### [STATED PROBLEM]
Take every line from the material that has the word "name" in it.

### [Collected data entries]
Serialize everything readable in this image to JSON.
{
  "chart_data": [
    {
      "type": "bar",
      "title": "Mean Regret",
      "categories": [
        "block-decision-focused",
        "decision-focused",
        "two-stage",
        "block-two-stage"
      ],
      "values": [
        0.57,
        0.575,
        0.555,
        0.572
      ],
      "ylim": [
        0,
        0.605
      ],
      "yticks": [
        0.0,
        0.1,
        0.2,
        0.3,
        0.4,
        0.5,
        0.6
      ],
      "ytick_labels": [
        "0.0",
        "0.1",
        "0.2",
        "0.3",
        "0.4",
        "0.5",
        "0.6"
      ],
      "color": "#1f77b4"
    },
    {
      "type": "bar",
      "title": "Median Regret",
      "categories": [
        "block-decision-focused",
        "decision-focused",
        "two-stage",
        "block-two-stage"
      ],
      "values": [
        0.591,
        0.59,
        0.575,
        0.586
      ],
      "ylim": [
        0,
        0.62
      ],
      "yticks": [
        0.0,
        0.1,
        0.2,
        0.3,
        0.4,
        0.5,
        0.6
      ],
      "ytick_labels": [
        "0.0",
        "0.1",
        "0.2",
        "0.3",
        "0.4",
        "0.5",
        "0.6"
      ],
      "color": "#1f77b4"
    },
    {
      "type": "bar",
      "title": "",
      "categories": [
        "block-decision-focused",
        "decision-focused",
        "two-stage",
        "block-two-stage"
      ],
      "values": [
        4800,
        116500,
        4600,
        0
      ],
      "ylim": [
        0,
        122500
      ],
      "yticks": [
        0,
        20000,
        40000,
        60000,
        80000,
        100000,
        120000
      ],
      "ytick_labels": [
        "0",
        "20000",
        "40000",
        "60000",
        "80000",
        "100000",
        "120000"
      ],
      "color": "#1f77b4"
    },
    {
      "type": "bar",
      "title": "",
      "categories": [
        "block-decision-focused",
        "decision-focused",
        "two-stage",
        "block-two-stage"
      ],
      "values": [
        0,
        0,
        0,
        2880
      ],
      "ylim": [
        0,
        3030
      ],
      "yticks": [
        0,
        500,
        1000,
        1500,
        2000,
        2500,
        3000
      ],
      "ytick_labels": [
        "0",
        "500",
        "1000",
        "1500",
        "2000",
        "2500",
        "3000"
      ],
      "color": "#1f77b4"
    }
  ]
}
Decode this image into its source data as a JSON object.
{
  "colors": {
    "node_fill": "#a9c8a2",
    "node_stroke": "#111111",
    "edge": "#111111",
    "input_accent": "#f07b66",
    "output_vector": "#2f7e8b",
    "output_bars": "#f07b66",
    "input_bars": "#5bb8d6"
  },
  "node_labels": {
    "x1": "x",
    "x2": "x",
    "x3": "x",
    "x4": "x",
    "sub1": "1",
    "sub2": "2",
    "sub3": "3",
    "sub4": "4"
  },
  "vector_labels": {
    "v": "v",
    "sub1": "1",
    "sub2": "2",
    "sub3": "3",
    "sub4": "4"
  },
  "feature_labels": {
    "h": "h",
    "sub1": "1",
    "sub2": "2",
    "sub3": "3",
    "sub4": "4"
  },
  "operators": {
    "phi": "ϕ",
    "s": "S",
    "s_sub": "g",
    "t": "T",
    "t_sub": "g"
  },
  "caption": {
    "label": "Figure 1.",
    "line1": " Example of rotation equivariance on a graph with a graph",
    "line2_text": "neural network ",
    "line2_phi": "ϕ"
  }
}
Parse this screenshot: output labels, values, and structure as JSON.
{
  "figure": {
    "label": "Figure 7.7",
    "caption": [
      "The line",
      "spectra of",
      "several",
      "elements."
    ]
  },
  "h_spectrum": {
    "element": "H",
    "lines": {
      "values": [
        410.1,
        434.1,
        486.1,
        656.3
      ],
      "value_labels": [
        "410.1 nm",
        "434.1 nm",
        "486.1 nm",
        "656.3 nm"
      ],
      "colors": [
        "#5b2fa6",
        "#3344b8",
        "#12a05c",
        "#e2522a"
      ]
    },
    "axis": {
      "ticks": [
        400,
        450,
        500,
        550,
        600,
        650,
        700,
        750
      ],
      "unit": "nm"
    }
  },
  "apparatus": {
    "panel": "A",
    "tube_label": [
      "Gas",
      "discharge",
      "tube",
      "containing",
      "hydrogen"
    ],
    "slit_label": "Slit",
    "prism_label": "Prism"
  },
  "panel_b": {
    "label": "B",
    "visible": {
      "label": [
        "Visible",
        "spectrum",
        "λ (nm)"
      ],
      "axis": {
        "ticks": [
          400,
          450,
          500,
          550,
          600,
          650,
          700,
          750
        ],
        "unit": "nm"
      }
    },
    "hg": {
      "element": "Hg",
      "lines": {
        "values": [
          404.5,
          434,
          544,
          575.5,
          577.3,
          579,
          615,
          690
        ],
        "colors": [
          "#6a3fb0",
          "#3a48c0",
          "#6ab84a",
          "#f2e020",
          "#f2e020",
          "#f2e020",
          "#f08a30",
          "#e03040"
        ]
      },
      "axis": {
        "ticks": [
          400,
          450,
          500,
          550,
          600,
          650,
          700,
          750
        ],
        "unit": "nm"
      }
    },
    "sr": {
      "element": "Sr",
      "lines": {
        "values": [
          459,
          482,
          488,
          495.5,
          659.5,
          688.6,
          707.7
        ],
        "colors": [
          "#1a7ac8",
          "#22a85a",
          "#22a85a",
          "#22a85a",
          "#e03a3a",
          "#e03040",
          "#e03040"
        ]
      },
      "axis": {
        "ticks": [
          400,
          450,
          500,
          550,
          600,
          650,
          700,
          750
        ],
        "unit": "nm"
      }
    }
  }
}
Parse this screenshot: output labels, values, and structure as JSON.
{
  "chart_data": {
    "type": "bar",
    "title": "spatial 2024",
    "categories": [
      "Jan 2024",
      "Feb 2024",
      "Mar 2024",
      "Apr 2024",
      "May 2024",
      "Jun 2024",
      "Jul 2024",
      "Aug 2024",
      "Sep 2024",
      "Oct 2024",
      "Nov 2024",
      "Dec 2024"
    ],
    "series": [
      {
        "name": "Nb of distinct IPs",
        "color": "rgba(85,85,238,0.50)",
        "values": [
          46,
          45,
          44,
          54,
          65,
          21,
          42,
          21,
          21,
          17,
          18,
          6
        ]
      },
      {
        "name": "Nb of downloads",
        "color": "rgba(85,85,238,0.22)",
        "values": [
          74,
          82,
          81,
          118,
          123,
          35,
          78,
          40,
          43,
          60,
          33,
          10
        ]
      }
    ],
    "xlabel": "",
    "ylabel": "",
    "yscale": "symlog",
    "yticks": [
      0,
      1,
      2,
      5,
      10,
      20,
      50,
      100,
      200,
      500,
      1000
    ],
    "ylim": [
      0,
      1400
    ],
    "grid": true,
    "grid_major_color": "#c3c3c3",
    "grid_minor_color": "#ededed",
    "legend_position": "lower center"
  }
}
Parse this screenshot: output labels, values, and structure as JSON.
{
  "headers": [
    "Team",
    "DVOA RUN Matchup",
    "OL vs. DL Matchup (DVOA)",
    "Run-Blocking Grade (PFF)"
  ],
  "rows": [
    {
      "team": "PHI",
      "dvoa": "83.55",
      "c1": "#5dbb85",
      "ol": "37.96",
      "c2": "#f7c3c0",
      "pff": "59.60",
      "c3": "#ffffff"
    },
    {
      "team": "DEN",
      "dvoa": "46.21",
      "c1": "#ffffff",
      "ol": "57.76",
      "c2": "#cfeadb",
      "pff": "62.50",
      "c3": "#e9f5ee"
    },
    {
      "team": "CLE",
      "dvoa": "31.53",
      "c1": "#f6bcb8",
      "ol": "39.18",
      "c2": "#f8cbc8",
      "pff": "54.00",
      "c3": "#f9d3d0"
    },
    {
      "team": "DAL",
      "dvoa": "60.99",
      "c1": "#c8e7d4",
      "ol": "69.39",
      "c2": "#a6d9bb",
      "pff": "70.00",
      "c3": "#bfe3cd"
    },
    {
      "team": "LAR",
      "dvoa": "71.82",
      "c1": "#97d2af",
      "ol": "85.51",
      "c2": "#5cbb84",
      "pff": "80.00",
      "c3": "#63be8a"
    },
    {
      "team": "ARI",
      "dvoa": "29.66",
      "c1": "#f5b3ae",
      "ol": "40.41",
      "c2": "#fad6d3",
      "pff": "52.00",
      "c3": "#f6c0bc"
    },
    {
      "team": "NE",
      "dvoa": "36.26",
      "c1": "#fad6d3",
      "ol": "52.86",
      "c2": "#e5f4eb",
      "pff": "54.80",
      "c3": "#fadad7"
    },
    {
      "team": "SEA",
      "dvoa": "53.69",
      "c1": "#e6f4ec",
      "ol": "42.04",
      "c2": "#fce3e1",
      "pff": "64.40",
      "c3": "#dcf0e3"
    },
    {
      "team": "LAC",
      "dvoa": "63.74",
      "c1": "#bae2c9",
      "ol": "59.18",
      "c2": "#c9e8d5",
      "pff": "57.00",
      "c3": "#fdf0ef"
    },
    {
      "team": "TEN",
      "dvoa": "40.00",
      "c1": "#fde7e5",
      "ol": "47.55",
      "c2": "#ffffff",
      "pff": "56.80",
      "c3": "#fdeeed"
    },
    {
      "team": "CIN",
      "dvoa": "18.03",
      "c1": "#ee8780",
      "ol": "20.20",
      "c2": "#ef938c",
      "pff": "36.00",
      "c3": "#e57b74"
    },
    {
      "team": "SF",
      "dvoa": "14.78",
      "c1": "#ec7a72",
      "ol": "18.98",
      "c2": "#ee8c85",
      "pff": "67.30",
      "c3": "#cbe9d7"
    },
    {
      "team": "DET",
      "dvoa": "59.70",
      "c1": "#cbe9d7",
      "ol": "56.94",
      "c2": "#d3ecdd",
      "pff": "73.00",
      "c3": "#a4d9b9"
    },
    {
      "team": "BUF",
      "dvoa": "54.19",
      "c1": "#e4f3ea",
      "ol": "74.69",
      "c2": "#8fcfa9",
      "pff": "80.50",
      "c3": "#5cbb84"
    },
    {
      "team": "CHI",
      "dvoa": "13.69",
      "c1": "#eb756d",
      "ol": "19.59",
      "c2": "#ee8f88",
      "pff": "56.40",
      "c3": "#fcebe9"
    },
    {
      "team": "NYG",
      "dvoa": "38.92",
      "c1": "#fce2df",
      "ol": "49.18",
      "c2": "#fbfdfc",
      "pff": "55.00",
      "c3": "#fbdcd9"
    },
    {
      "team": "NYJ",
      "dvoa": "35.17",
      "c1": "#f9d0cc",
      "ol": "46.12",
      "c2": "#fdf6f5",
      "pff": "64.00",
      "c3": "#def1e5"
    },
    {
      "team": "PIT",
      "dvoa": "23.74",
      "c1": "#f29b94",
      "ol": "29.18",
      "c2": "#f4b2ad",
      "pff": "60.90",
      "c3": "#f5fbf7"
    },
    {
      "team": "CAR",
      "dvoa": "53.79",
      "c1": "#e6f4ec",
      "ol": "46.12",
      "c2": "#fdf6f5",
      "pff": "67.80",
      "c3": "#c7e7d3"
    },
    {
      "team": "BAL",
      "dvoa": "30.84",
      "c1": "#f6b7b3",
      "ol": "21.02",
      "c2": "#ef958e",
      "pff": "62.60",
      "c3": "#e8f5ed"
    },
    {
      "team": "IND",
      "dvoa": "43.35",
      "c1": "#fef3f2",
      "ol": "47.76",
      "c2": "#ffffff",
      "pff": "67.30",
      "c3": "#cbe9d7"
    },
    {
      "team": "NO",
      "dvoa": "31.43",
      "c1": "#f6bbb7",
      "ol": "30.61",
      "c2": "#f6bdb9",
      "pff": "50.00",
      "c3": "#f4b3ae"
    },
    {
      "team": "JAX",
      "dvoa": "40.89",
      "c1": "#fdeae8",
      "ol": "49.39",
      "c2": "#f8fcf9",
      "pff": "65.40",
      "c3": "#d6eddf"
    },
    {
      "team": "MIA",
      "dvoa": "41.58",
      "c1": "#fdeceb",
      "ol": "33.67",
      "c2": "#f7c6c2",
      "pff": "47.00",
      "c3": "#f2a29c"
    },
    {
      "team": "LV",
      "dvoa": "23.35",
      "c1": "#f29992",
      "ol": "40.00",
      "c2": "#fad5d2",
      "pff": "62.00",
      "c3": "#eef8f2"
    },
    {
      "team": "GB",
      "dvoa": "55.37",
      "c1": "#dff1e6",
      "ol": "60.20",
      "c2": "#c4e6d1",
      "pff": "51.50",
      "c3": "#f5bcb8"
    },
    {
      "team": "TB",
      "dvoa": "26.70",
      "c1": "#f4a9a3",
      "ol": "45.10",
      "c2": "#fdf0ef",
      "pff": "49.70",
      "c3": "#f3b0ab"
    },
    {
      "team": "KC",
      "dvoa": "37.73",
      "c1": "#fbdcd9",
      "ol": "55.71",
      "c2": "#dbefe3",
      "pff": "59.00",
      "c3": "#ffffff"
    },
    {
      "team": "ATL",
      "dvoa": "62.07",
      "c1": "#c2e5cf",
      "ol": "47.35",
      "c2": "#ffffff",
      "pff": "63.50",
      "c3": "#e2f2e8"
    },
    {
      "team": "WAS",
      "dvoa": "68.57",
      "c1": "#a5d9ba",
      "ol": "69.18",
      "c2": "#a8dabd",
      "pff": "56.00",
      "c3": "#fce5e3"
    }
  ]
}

### [EXERCISE OUTPUT]
        "name": "Nb of distinct IPs",
        "name": "Nb of downloads",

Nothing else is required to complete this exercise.